+++ SUPPLIED RECORDS +++

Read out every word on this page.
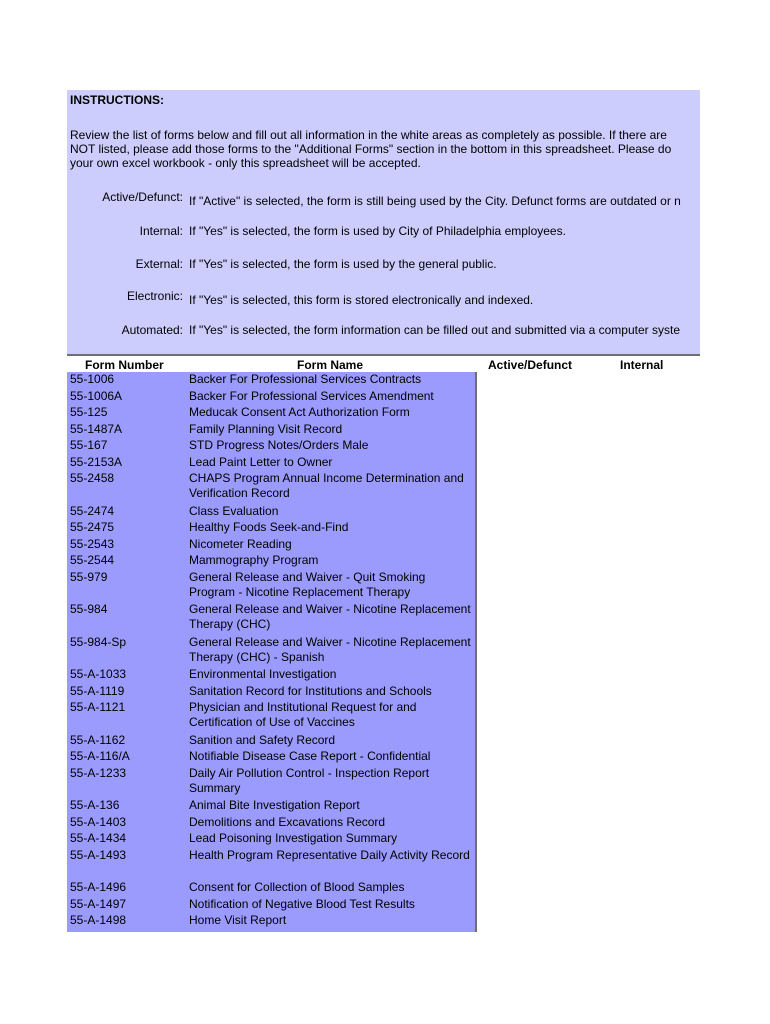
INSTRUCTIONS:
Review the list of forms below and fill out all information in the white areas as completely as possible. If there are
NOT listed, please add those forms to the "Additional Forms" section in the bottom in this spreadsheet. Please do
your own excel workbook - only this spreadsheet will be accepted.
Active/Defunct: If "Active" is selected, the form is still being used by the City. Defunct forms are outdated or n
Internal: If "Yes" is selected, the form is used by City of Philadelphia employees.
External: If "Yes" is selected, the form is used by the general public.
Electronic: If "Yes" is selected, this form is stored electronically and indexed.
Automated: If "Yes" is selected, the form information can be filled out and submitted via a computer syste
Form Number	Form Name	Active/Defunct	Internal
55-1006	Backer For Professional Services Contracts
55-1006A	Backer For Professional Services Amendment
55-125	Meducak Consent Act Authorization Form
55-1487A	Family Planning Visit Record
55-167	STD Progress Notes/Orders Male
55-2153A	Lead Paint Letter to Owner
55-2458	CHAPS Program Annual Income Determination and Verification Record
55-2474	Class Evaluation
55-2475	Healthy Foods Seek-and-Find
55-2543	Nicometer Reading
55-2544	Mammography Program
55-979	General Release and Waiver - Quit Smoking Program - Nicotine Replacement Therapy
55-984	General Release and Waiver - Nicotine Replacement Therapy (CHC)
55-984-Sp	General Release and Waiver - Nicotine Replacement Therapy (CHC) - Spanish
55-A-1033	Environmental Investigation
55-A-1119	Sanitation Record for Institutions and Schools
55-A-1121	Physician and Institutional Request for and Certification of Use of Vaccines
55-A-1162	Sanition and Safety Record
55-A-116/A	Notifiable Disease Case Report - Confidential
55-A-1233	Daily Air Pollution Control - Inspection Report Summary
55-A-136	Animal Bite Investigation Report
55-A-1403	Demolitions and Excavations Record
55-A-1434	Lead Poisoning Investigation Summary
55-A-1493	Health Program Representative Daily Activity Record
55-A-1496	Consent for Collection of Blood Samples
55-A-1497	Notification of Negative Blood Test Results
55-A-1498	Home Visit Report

+++
+++ SUPPLIED RECORDS +++

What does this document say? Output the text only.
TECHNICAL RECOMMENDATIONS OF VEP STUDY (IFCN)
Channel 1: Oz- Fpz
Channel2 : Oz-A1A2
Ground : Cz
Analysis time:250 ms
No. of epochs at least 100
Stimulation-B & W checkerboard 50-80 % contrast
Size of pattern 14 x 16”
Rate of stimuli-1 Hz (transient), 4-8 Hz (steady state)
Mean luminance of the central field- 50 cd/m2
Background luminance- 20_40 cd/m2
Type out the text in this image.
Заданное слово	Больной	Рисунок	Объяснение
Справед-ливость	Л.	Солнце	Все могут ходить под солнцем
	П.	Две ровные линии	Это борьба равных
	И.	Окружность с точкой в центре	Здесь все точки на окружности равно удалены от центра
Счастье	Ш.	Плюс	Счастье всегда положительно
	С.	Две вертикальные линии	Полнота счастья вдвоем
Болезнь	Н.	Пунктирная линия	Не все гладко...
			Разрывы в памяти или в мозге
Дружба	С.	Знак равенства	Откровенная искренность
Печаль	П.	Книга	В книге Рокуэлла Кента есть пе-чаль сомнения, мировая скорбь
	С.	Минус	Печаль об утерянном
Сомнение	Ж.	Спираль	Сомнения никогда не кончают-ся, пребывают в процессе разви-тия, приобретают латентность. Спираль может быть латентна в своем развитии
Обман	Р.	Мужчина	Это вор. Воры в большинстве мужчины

+++

TASK DESCRIPTION – Of all the lines above, how many contain "Report"? Give the number and nothing more.

COMPLETED EXERCISE – 4